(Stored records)
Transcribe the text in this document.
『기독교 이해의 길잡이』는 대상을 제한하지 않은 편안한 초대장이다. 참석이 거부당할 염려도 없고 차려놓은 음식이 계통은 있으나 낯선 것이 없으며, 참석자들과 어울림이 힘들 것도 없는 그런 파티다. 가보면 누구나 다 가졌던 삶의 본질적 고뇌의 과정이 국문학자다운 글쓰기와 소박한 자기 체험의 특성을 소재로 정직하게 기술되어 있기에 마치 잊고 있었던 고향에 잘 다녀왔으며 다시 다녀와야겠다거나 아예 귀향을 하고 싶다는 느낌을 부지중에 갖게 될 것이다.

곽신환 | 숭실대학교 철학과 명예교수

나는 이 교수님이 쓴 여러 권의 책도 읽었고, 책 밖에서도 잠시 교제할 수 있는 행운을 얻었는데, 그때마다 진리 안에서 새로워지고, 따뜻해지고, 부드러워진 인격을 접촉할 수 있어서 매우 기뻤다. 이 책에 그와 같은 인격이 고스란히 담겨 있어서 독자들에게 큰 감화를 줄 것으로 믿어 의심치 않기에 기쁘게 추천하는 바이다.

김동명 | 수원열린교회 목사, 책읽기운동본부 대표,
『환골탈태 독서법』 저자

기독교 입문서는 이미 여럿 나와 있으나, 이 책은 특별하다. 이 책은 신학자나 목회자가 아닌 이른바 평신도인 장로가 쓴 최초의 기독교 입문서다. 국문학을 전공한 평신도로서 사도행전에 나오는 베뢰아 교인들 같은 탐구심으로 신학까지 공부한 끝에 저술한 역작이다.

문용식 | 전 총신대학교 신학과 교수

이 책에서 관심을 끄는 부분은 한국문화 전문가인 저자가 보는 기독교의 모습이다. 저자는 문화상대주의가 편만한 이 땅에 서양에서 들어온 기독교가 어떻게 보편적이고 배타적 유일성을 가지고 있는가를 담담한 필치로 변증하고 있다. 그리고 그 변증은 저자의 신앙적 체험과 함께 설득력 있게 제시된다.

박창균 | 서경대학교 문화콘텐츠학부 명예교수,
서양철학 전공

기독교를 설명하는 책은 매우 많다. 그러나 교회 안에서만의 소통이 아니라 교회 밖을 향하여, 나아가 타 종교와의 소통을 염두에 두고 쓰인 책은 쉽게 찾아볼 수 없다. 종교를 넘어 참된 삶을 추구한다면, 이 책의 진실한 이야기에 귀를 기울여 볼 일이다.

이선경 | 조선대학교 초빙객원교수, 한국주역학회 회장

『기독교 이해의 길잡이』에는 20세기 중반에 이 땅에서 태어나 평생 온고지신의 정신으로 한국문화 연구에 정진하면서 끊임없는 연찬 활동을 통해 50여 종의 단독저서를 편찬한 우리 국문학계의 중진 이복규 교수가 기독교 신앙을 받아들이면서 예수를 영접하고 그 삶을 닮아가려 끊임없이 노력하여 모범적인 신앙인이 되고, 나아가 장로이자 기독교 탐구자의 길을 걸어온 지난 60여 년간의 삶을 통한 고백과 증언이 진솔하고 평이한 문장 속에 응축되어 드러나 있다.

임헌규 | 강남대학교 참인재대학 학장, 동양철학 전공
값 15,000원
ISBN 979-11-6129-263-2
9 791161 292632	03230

- **Given exercise**: Return all of the data exactly as it reads.

- **Written response**:
Transcribe the text in this document.
『기독교 이해의 길잡이』는 대상을 제한하지 않은 편안한 초대장이다. 참석이 거부당할 염려도 없고 차려놓은 음식이 계통은 있으나 낯선 것이 없으며, 참석자들과 어울림이 힘들 것도 없는 그런 파티다. 가보면 누구나 다 가졌던 삶의 본질적 고뇌의 과정이 국문학자다운 글쓰기와 소박한 자기 체험의 특성을 소재로 정직하게 기술되어 있기에 마치 잊고 있었던 고향에 잘 다녀왔으며 다시 다녀와야겠다거나 아예 귀향을 하고 싶다는 느낌을 부지중에 갖게 될 것이다.

곽신환 | 숭실대학교 철학과 명예교수

나는 이 교수님이 쓴 여러 권의 책도 읽었고, 책 밖에서도 잠시 교제할 수 있는 행운을 얻었는데, 그때마다 진리 안에서 새로워지고, 따뜻해지고, 부드러워진 인격을 접촉할 수 있어서 매우 기뻤다. 이 책에 그와 같은 인격이 고스란히 담겨 있어서 독자들에게 큰 감화를 줄 것으로 믿어 의심치 않기에 기쁘게 추천하는 바이다.

김동명 | 수원열린교회 목사, 책읽기운동본부 대표,
『환골탈태 독서법』 저자

기독교 입문서는 이미 여럿 나와 있으나, 이 책은 특별하다. 이 책은 신학자나 목회자가 아닌 이른바 평신도인 장로가 쓴 최초의 기독교 입문서다. 국문학을 전공한 평신도로서 사도행전에 나오는 베뢰아 교인들 같은 탐구심으로 신학까지 공부한 끝에 저술한 역작이다.

문용식 | 전 총신대학교 신학과 교수

이 책에서 관심을 끄는 부분은 한국문화 전문가인 저자가 보는 기독교의 모습이다. 저자는 문화상대주의가 편만한 이 땅에 서양에서 들어온 기독교가 어떻게 보편적이고 배타적 유일성을 가지고 있는가를 담담한 필치로 변증하고 있다. 그리고 그 변증은 저자의 신앙적 체험과 함께 설득력 있게 제시된다.

박창균 | 서경대학교 문화콘텐츠학부 명예교수,
서양철학 전공

기독교를 설명하는 책은 매우 많다. 그러나 교회 안에서만의 소통이 아니라 교회 밖을 향하여, 나아가 타 종교와의 소통을 염두에 두고 쓰인 책은 쉽게 찾아볼 수 없다. 종교를 넘어 참된 삶을 추구한다면, 이 책의 진실한 이야기에 귀를 기울여 볼 일이다.

이선경 | 조선대학교 초빙객원교수, 한국주역학회 회장

『기독교 이해의 길잡이』에는 20세기 중반에 이 땅에서 태어나 평생 온고지신의 정신으로 한국문화 연구에 정진하면서 끊임없는 연찬 활동을 통해 50여 종의 단독저서를 편찬한 우리 국문학계의 중진 이복규 교수가 기독교 신앙을 받아들이면서 예수를 영접하고 그 삶을 닮아가려 끊임없이 노력하여 모범적인 신앙인이 되고, 나아가 장로이자 기독교 탐구자의 길을 걸어온 지난 60여 년간의 삶을 통한 고백과 증언이 진솔하고 평이한 문장 속에 응축되어 드러나 있다.

임헌규 | 강남대학교 참인재대학 학장, 동양철학 전공
값 15,000원
ISBN 979-11-6129-263-2
9 791161 292632	03230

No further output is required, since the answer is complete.